### To be done
Reproduce every line of the material below, but drop the pictures.

☆ ☆ ☆

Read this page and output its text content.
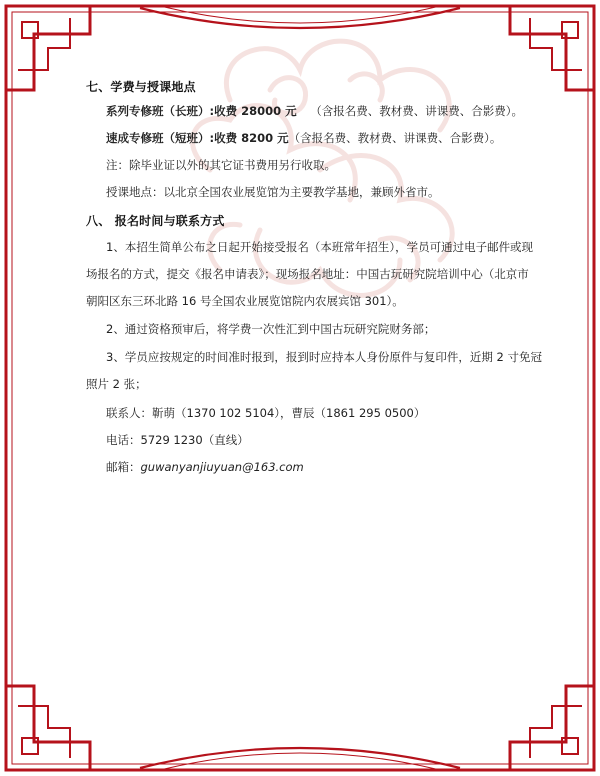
七、学费与授课地点
系列专修班（长班）:收费 28000 元 （含报名费、教材费、讲课费、合影费）。
速成专修班（短班）:收费 8200 元（含报名费、教材费、讲课费、合影费）。
注：除毕业证以外的其它证书费用另行收取。
授课地点：以北京全国农业展览馆为主要教学基地，兼顾外省市。
八、 报名时间与联系方式
1、本招生简单公布之日起开始接受报名（本班常年招生），学员可通过电子邮件或现
场报名的方式，提交《报名申请表》；现场报名地址：中国古玩研究院培训中心（北京市
朝阳区东三环北路 16 号全国农业展览馆院内农展宾馆 301）。
2、通过资格预审后，将学费一次性汇到中国古玩研究院财务部；
3、学员应按规定的时间准时报到，报到时应持本人身份原件与复印件，近期 2 寸免冠
照片 2 张；
联系人：靳萌（1370 102 5104），曹辰（1861 295 0500）
电话：5729 1230（直线）
邮箱：guwanyanjiuyuan@163.com
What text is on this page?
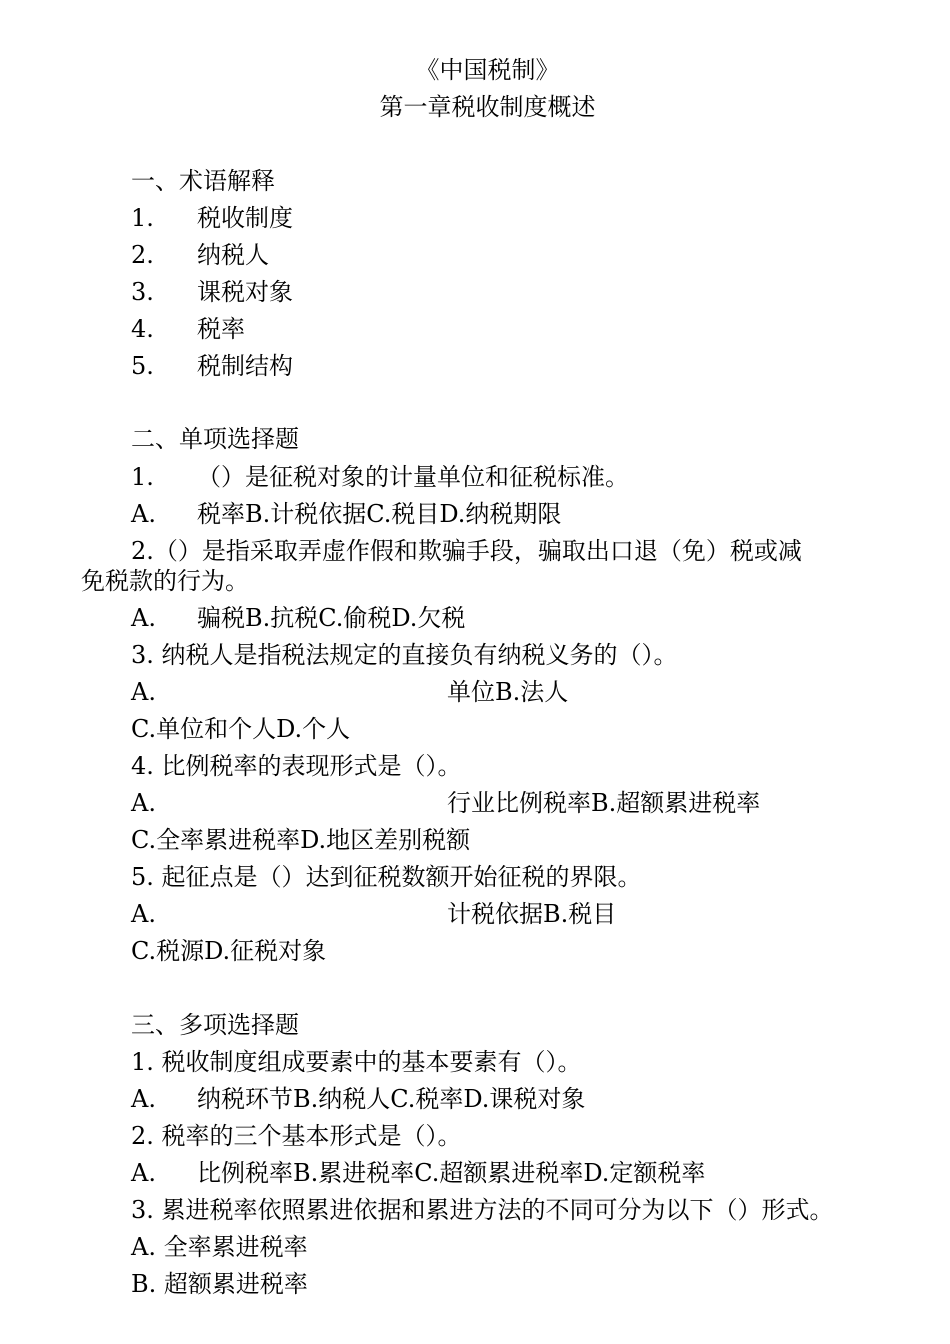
《中国税制》
第一章税收制度概述
一、术语解释
1. 税收制度
2. 纳税人
3. 课税对象
4. 税率
5. 税制结构
二、单项选择题
1. （）是征税对象的计量单位和征税标准。
A. 税率B.计税依据C.税目D.纳税期限
2.（）是指采取弄虚作假和欺骗手段，骗取出口退（免）税或减
免税款的行为。
A. 骗税B.抗税C.偷税D.欠税
3. 纳税人是指税法规定的直接负有纳税义务的（）。
A.	单位B.法人
C.单位和个人D.个人
4. 比例税率的表现形式是（）。
A.	行业比例税率B.超额累进税率
C.全率累进税率D.地区差别税额
5. 起征点是（）达到征税数额开始征税的界限。
A.	计税依据B.税目
C.税源D.征税对象
三、多项选择题
1. 税收制度组成要素中的基本要素有（）。
A. 纳税环节B.纳税人C.税率D.课税对象
2. 税率的三个基本形式是（）。
A. 比例税率B.累进税率C.超额累进税率D.定额税率
3. 累进税率依照累进依据和累进方法的不同可分为以下（）形式。
A. 全率累进税率
B. 超额累进税率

☆ ☆ ☆

### Final answer
Read this page and output its text content.
七、学费与授课地点
系列专修班（长班）:收费 28000 元 （含报名费、教材费、讲课费、合影费）。
速成专修班（短班）:收费 8200 元（含报名费、教材费、讲课费、合影费）。
注：除毕业证以外的其它证书费用另行收取。
授课地点：以北京全国农业展览馆为主要教学基地，兼顾外省市。
八、 报名时间与联系方式
1、本招生简单公布之日起开始接受报名（本班常年招生），学员可通过电子邮件或现
场报名的方式，提交《报名申请表》；现场报名地址：中国古玩研究院培训中心（北京市
朝阳区东三环北路 16 号全国农业展览馆院内农展宾馆 301）。
2、通过资格预审后，将学费一次性汇到中国古玩研究院财务部；
3、学员应按规定的时间准时报到，报到时应持本人身份原件与复印件，近期 2 寸免冠
照片 2 张；
联系人：靳萌（1370 102 5104），曹辰（1861 295 0500）
电话：5729 1230（直线）
邮箱：guwanyanjiuyuan@163.com
What text is on this page?
《中国税制》
第一章税收制度概述
一、术语解释
1. 税收制度
2. 纳税人
3. 课税对象
4. 税率
5. 税制结构
二、单项选择题
1. （）是征税对象的计量单位和征税标准。
A. 税率B.计税依据C.税目D.纳税期限
2.（）是指采取弄虚作假和欺骗手段，骗取出口退（免）税或减
免税款的行为。
A. 骗税B.抗税C.偷税D.欠税
3. 纳税人是指税法规定的直接负有纳税义务的（）。
A.	单位B.法人
C.单位和个人D.个人
4. 比例税率的表现形式是（）。
A.	行业比例税率B.超额累进税率
C.全率累进税率D.地区差别税额
5. 起征点是（）达到征税数额开始征税的界限。
A.	计税依据B.税目
C.税源D.征税对象
三、多项选择题
1. 税收制度组成要素中的基本要素有（）。
A. 纳税环节B.纳税人C.税率D.课税对象
2. 税率的三个基本形式是（）。
A. 比例税率B.累进税率C.超额累进税率D.定额税率
3. 累进税率依照累进依据和累进方法的不同可分为以下（）形式。
A. 全率累进税率
B. 超额累进税率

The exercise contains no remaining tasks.